Extracts from a graphics dataset:
━━━━

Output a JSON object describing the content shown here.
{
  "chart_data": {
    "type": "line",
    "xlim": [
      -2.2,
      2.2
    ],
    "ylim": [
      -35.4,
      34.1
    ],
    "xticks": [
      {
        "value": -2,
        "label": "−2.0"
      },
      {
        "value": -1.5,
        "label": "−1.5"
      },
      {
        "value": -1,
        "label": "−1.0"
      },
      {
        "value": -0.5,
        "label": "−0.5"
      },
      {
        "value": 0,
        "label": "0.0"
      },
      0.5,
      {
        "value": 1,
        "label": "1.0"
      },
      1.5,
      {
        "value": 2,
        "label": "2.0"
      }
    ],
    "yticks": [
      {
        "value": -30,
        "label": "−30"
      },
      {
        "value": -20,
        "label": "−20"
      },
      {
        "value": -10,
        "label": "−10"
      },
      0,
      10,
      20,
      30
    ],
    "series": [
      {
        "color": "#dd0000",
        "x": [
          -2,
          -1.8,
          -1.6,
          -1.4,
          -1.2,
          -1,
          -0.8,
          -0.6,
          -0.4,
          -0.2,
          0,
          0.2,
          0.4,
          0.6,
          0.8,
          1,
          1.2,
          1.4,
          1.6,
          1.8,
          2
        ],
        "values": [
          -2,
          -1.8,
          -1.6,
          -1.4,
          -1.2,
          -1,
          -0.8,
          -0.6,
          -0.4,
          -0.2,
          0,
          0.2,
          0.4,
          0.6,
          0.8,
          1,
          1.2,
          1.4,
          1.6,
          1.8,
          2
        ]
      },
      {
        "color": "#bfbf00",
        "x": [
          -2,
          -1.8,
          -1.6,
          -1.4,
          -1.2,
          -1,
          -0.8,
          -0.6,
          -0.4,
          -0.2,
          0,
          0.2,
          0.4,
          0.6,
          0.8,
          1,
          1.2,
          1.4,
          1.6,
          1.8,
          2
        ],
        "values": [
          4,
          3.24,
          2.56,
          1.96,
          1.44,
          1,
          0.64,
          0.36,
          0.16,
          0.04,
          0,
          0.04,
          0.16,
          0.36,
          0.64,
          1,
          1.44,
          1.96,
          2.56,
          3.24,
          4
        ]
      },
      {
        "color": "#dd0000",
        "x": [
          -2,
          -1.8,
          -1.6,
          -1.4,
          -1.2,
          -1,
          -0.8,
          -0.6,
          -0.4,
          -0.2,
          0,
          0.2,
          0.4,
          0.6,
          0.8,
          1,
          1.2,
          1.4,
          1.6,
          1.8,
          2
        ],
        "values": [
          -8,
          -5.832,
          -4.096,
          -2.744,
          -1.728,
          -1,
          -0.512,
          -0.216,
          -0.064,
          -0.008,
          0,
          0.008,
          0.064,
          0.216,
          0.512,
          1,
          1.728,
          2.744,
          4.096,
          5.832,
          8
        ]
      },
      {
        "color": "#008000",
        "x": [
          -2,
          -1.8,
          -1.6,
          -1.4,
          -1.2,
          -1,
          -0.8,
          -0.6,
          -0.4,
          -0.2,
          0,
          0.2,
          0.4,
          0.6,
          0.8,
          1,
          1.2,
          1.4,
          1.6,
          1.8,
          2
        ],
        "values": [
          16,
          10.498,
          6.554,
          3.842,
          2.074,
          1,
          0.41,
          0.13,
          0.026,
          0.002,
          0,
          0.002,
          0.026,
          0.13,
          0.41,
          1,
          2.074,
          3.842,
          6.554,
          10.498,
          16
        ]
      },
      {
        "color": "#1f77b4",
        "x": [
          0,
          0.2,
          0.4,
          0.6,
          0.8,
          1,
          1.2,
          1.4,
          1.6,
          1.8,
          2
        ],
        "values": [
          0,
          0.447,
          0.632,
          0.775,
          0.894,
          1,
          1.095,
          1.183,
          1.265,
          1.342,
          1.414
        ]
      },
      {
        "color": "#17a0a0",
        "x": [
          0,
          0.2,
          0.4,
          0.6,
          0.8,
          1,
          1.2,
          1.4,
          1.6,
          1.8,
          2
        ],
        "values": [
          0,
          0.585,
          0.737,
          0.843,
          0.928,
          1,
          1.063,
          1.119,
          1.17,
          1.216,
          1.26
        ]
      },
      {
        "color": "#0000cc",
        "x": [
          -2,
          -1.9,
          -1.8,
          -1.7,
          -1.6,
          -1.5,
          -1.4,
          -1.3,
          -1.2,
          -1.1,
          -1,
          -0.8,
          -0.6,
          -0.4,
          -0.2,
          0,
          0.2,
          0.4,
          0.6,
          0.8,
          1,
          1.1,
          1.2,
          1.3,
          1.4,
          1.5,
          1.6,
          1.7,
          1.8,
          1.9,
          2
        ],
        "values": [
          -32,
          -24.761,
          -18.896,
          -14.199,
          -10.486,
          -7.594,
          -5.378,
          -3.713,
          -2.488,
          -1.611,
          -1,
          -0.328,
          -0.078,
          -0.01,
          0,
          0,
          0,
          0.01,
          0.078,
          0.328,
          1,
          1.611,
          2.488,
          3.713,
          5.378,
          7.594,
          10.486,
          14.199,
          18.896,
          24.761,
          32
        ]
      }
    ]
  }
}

━━━━

* _Exercise_
In the records above, find the lines containing "color" and copy them.

* _Response to this task_
        "color": "#dd0000",
        "color": "#bfbf00",
        "color": "#dd0000",
        "color": "#008000",
        "color": "#1f77b4",
        "color": "#17a0a0",
        "color": "#0000cc",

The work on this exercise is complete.